┌────────
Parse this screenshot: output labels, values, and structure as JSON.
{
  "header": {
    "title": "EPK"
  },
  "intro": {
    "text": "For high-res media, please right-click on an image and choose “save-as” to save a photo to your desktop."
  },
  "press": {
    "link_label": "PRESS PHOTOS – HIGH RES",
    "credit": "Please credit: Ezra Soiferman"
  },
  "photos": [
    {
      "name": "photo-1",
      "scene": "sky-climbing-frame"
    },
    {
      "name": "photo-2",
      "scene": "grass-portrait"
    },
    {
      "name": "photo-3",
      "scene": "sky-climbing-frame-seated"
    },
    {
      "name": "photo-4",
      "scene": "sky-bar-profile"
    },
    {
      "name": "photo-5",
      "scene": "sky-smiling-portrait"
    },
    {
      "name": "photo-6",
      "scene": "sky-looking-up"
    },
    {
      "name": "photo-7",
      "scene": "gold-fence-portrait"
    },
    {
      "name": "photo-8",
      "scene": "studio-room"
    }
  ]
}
└────────
Choose all lines containing the string "frame" and copy them out.

**Response**
      "scene": "sky-climbing-frame"
      "scene": "sky-climbing-frame-seated"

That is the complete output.